◆ **Instructions for the task**:
Pick out each line of the records that includes the string "this", and copy it.

◆ **Record extracts**:
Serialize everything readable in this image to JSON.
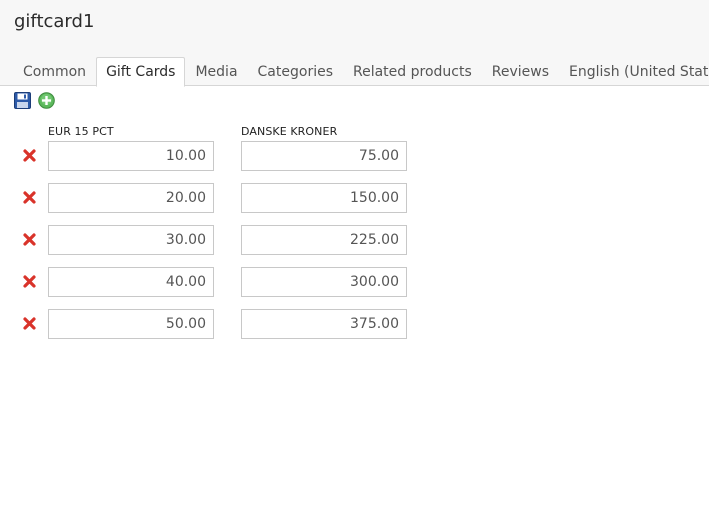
{
  "product": {
    "title": "giftcard1"
  },
  "tabs": [
    {
      "label": "Common",
      "active": false
    },
    {
      "label": "Gift Cards",
      "active": true
    },
    {
      "label": "Media",
      "active": false
    },
    {
      "label": "Categories",
      "active": false
    },
    {
      "label": "Related products",
      "active": false
    },
    {
      "label": "Reviews",
      "active": false
    },
    {
      "label": "English (United States)",
      "active": false
    }
  ],
  "toolbar": {
    "save_icon": "floppy-disk-icon",
    "add_icon": "green-plus-circle-icon"
  },
  "table": {
    "columns": [
      "EUR 15 PCT",
      "DANSKE KRONER"
    ],
    "rows": [
      {
        "eur": "10.00",
        "dkk": "75.00"
      },
      {
        "eur": "20.00",
        "dkk": "150.00"
      },
      {
        "eur": "30.00",
        "dkk": "225.00"
      },
      {
        "eur": "40.00",
        "dkk": "300.00"
      },
      {
        "eur": "50.00",
        "dkk": "375.00"
      }
    ],
    "delete_icon": "red-x-icon"
  },
  "colors": {
    "header_bg": "#f7f7f7",
    "border": "#d6d6d6",
    "delete_red": "#d9332a",
    "add_green": "#5cb85c",
    "save_blue": "#2d5aa8"
  }
}
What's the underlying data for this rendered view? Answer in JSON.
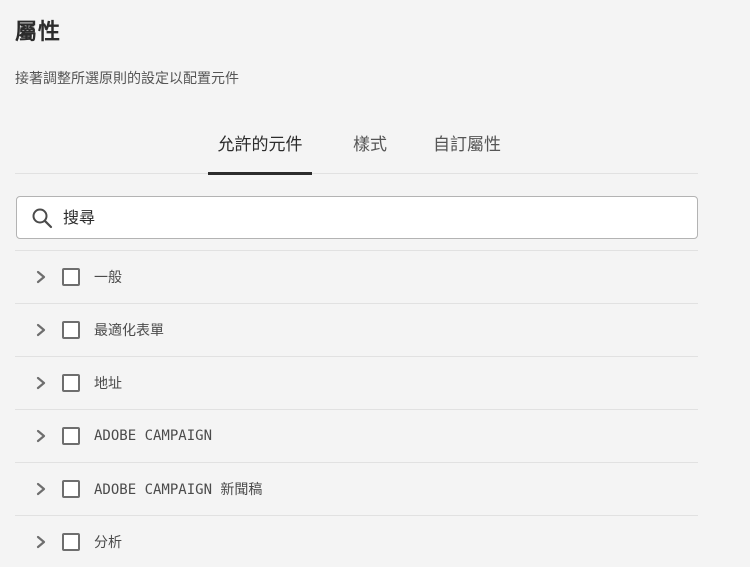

◆ **Output of the task**:
Serialize everything readable in this image to JSON.
What's the underlying data for this rendered view? Answer in JSON.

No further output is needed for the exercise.